--- Start of The records ---

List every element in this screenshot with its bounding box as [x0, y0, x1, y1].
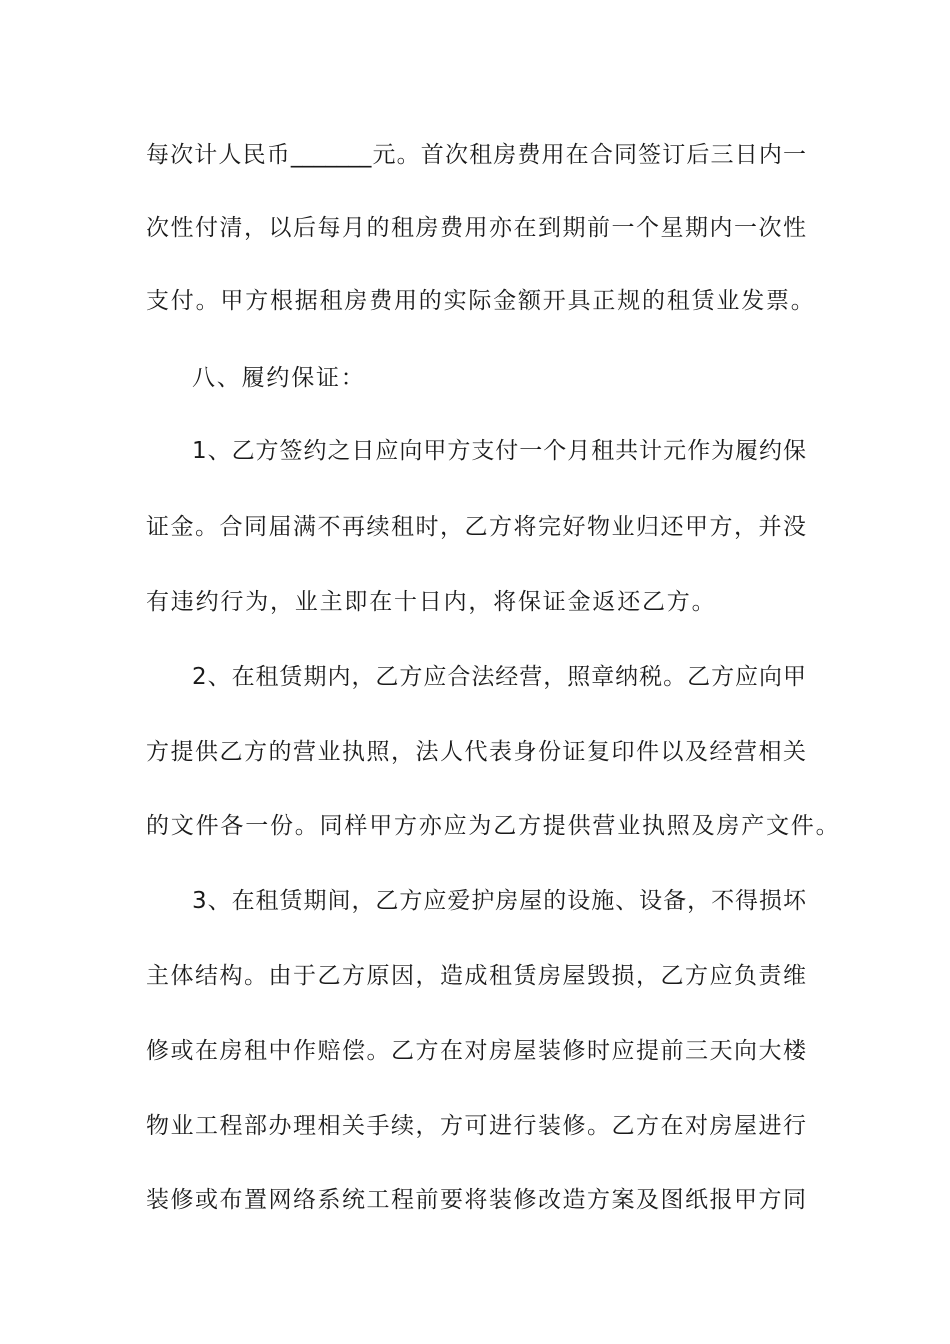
text-line: 装修或布置网络系统工程前要将装修改造方案及图纸报甲方同 [146, 1187, 806, 1213]
text-line: 物业工程部办理相关手续，方可进行装修。乙方在对房屋进行 [146, 1113, 806, 1139]
text-line: 主体结构。由于乙方原因，造成租赁房屋毁损，乙方应负责维 [146, 963, 806, 989]
text-line: 3、在租赁期间，乙方应爱护房屋的设施、设备，不得损坏 [192, 888, 806, 914]
text-line: 方提供乙方的营业执照，法人代表身份证复印件以及经营相关 [146, 739, 806, 765]
text-line: 次性付清，以后每月的租房费用亦在到期前一个星期内一次性 [146, 215, 806, 241]
text-line: 证金。合同届满不再续租时，乙方将完好物业归还甲方，并没 [146, 514, 806, 540]
text-line: 支付。甲方根据租房费用的实际金额开具正规的租赁业发票。 [146, 288, 816, 314]
text-line: 修或在房租中作赔偿。乙方在对房屋装修时应提前三天向大楼 [146, 1038, 806, 1064]
section-heading: 八、履约保证： [192, 365, 366, 391]
text-line: 有违约行为，业主即在十日内，将保证金返还乙方。 [146, 589, 717, 615]
text-line: 2、在租赁期内，乙方应合法经营，照章纳税。乙方应向甲 [192, 664, 806, 690]
text-line: 1、乙方签约之日应向甲方支付一个月租共计元作为履约保 [192, 438, 806, 464]
text-line: 的文件各一份。同样甲方亦应为乙方提供营业执照及房产文件。 [146, 813, 841, 839]
text-line: 每次计人民币_______元。首次租房费用在合同签订后三日内一 [146, 142, 806, 168]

--- End of The records ---

# What to work on:
Gather every line in the listing that contains the string "装修或布置网络系统工程前要将装修改造方案及图纸报甲方同". Case counts.

# Expected answer:
text-line: 装修或布置网络系统工程前要将装修改造方案及图纸报甲方同 [146, 1187, 806, 1213]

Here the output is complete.